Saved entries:
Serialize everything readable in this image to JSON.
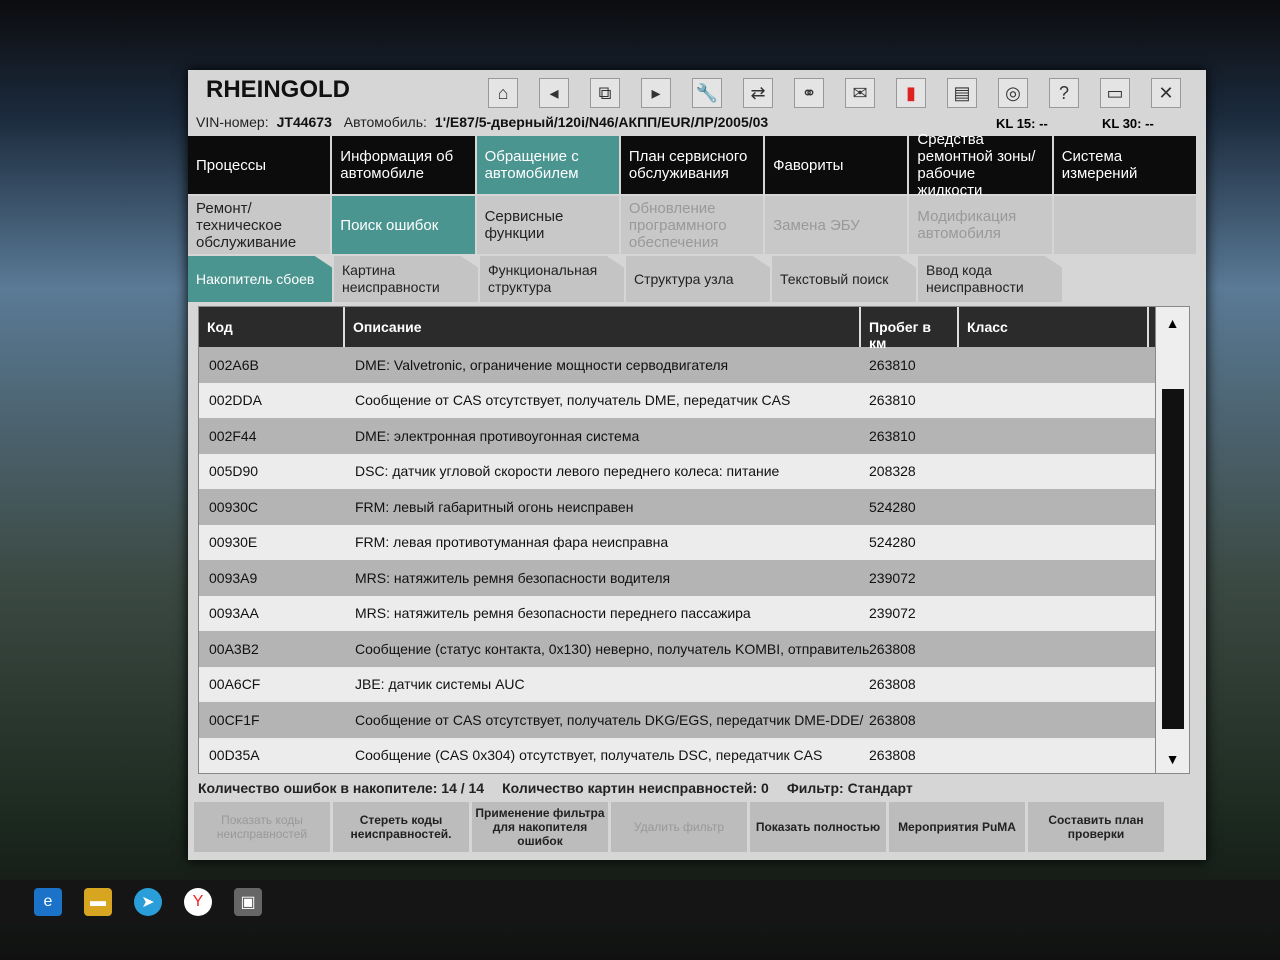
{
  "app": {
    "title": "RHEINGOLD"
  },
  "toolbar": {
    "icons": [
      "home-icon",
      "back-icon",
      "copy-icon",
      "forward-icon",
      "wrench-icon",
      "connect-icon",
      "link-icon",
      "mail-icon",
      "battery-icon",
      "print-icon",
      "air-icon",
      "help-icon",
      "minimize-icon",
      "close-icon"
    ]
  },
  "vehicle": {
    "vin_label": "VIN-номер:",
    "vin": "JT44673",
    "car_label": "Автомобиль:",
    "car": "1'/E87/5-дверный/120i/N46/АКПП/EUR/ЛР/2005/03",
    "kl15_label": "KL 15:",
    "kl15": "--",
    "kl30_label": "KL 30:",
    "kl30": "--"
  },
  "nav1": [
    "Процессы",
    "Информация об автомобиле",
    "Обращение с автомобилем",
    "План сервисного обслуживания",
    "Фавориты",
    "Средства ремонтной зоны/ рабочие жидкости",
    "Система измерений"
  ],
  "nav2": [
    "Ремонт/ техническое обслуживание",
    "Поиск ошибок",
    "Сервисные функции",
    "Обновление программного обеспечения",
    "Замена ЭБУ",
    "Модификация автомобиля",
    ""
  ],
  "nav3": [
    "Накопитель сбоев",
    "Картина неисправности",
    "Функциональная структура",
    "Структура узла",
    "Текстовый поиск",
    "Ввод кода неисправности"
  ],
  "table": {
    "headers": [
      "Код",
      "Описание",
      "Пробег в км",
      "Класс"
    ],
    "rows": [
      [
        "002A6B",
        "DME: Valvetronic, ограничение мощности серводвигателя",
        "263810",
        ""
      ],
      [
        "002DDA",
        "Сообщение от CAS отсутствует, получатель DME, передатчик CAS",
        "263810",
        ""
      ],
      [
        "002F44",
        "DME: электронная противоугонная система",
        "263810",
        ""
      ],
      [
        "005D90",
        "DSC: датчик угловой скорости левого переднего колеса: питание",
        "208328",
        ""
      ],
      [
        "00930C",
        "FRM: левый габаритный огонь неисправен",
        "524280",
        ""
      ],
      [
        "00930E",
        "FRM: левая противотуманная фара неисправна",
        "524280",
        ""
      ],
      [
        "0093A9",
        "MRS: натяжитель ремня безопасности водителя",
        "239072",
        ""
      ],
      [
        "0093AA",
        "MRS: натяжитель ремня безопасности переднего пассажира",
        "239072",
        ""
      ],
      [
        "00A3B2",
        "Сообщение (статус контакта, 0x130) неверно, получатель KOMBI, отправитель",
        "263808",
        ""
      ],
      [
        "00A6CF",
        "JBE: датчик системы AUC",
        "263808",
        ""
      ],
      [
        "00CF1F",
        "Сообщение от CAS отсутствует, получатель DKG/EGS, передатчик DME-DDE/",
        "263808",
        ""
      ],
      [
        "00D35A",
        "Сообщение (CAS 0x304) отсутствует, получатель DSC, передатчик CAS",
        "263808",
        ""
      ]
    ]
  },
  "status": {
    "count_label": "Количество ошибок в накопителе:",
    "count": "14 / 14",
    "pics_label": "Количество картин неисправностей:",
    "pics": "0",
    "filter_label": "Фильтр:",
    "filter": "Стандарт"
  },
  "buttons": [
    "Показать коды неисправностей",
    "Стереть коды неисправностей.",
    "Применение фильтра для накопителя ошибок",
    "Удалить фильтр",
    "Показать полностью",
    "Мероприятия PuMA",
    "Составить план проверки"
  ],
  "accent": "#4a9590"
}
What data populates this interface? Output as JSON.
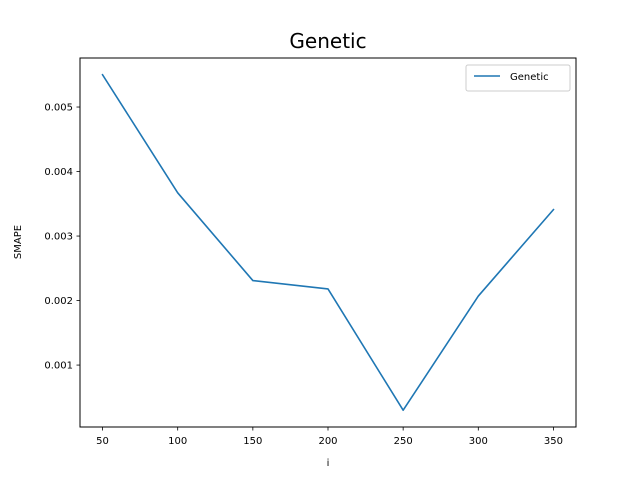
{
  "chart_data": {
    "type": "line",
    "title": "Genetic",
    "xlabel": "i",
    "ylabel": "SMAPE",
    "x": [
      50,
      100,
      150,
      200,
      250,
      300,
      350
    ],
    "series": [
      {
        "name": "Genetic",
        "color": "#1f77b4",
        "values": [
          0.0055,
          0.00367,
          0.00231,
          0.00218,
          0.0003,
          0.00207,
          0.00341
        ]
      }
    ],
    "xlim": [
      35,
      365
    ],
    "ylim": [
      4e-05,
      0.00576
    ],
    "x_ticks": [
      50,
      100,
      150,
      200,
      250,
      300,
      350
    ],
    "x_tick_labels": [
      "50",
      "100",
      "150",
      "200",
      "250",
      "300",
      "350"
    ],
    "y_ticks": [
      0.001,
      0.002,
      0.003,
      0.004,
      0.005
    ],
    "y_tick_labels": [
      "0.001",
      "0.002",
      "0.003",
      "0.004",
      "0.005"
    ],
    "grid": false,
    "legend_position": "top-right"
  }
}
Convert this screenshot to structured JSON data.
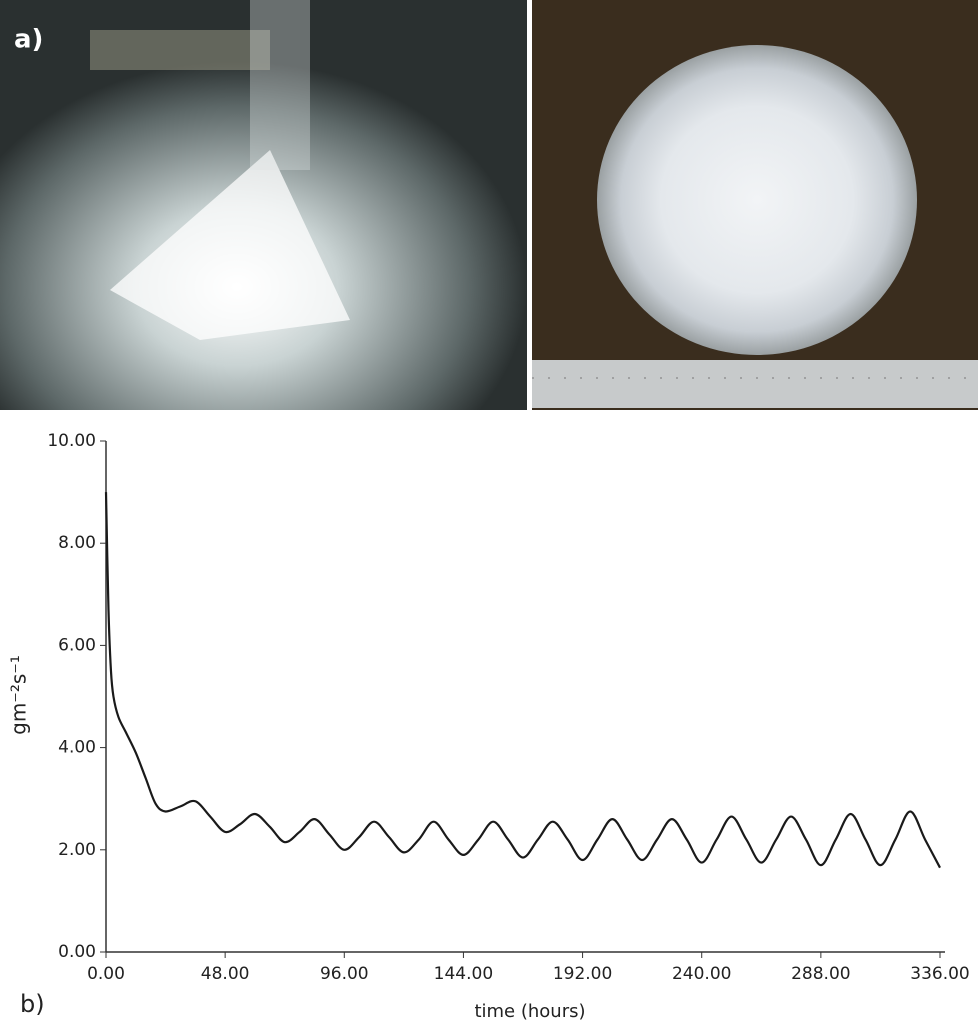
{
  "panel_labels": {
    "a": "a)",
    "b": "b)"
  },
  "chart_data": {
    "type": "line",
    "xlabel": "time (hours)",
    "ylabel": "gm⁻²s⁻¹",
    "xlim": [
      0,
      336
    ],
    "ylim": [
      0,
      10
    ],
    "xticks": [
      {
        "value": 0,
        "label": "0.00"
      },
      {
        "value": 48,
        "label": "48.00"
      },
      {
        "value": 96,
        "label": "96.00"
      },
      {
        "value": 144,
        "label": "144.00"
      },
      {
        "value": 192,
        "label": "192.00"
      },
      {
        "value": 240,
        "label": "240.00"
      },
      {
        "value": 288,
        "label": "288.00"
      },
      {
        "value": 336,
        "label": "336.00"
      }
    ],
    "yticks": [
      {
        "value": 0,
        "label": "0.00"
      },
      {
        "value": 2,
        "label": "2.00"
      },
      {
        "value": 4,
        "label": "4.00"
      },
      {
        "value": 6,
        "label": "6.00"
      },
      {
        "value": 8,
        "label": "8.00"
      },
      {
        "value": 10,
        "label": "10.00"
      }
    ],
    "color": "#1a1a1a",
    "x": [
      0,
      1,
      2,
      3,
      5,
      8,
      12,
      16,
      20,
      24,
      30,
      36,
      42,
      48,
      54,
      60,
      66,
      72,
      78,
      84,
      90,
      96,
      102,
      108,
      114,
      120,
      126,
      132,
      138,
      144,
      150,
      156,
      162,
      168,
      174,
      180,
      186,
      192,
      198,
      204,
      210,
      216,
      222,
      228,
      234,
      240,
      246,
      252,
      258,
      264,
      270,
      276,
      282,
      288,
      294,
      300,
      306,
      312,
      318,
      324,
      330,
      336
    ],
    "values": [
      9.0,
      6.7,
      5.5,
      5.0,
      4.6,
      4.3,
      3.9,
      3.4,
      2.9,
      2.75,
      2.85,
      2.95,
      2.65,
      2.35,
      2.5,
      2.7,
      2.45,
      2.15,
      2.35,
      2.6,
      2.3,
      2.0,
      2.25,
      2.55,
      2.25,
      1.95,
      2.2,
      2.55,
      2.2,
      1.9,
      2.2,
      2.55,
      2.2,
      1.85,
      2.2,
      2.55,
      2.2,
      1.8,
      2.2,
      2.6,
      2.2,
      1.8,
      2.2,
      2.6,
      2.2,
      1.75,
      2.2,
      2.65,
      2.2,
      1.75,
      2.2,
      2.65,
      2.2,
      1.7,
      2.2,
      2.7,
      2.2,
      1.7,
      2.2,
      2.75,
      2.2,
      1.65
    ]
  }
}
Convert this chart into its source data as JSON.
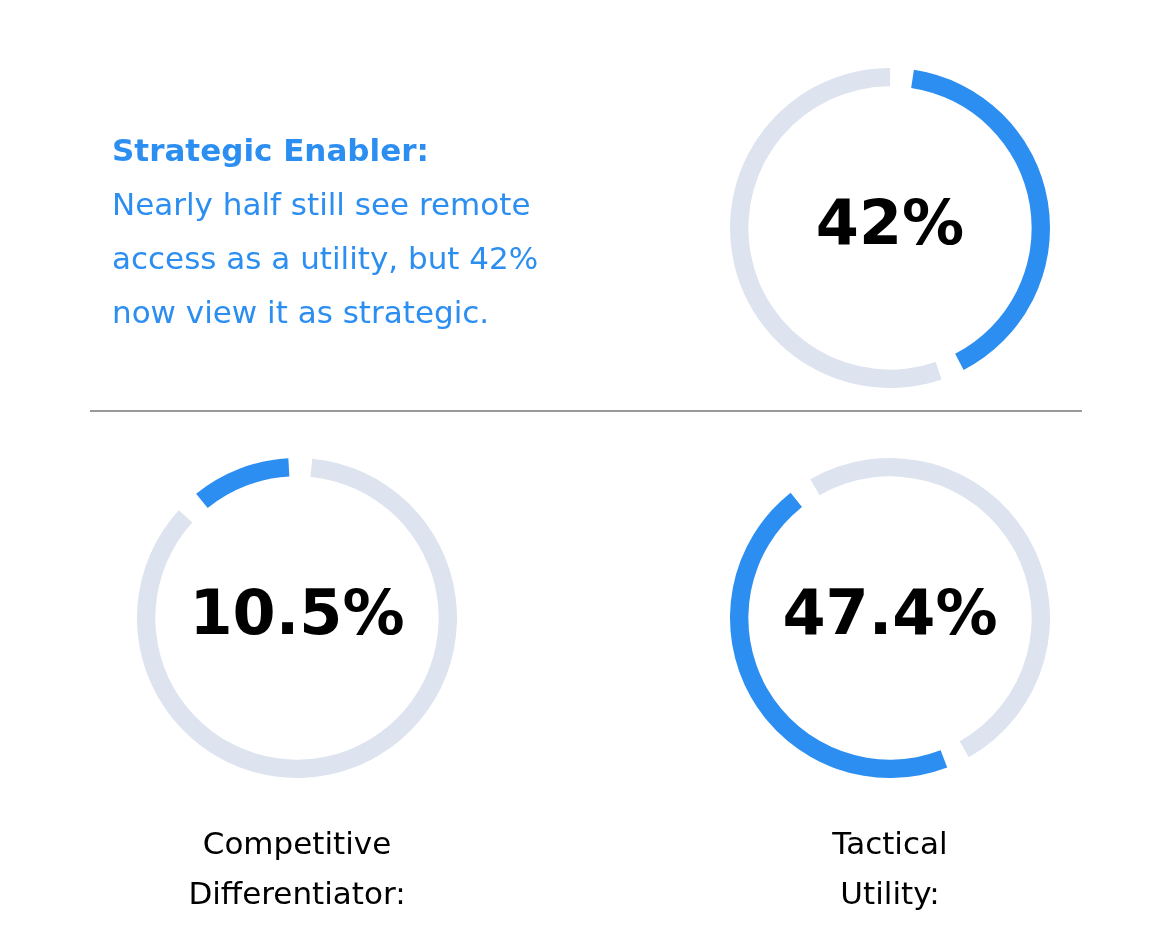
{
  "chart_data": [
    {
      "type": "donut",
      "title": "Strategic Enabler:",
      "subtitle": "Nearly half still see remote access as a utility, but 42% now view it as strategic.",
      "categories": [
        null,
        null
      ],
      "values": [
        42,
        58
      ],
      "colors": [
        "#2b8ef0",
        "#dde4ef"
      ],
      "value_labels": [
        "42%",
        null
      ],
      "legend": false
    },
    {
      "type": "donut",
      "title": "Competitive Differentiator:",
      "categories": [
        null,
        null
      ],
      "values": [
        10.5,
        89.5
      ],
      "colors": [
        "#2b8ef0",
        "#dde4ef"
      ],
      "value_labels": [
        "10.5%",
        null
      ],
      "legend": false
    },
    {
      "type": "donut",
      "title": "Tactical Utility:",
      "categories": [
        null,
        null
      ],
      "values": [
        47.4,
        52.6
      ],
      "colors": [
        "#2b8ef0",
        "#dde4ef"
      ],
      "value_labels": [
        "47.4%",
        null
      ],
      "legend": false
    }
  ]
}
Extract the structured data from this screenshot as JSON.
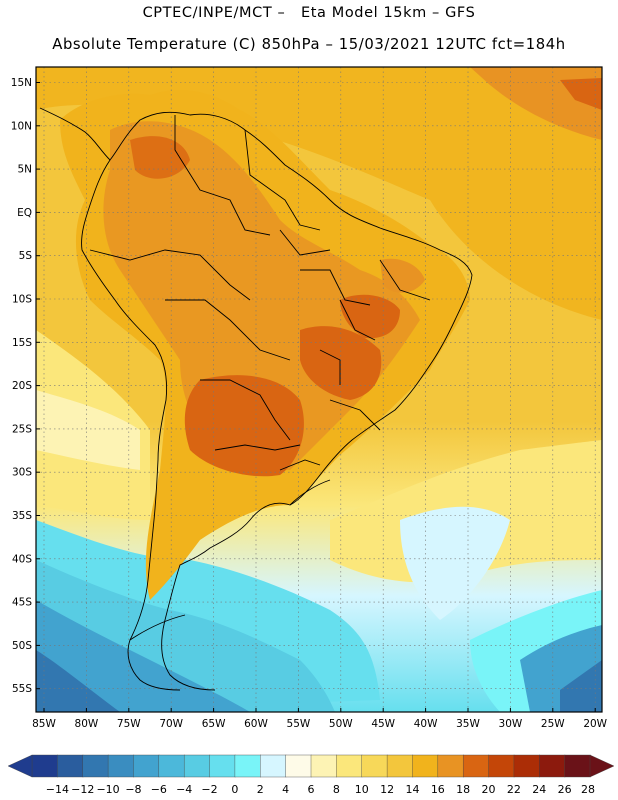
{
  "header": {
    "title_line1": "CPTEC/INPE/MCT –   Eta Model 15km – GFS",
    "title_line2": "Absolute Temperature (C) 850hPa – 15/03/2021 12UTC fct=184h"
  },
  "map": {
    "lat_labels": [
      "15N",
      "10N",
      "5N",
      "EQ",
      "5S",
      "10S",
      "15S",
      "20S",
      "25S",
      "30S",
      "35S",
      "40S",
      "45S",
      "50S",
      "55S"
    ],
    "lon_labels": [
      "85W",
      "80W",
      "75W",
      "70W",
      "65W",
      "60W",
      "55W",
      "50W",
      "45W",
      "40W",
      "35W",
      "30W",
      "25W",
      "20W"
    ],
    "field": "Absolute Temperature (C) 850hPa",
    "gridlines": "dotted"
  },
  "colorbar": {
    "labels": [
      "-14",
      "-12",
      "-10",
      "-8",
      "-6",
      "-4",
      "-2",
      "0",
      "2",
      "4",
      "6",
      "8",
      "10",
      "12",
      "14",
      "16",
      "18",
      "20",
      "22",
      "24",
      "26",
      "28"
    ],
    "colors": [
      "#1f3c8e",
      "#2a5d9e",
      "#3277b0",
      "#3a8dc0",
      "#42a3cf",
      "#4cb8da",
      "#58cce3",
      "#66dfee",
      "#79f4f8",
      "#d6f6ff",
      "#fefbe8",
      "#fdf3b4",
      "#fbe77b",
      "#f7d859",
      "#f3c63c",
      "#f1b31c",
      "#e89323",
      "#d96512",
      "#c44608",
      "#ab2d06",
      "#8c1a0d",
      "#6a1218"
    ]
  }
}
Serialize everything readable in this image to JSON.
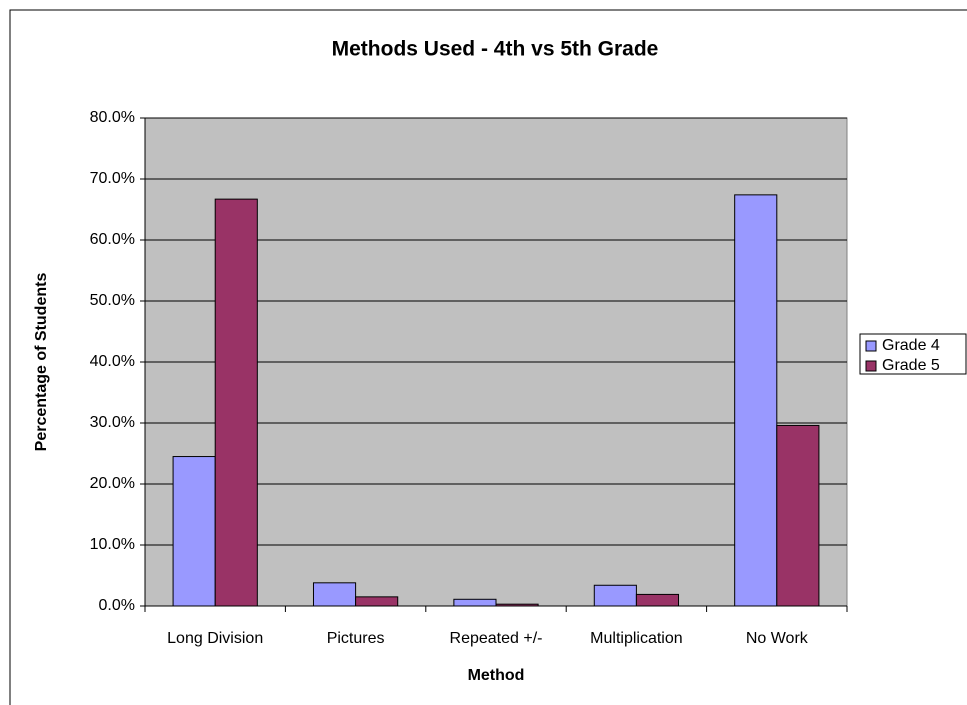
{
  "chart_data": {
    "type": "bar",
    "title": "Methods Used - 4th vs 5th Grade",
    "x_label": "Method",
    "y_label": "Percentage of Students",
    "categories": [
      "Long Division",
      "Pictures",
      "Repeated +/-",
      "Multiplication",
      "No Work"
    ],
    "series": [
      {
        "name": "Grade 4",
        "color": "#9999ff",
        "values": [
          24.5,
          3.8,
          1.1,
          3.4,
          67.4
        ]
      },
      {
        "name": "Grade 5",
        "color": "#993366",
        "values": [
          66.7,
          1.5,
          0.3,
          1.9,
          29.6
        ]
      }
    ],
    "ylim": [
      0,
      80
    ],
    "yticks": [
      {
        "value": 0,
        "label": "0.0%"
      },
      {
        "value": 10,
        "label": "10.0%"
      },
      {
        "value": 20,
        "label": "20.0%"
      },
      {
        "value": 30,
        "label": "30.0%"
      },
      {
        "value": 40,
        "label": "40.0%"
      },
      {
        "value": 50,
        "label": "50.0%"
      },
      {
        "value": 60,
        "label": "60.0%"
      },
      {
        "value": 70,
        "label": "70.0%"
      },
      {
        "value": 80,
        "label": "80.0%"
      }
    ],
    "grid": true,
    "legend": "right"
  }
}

### Your goal
Look for lines containing the string "ошибок" and copy them all.

### Right answer
    "Поиск ошибок",
    "count_label": "Количество ошибок в накопителе:",
    "Применение фильтра для накопителя ошибок",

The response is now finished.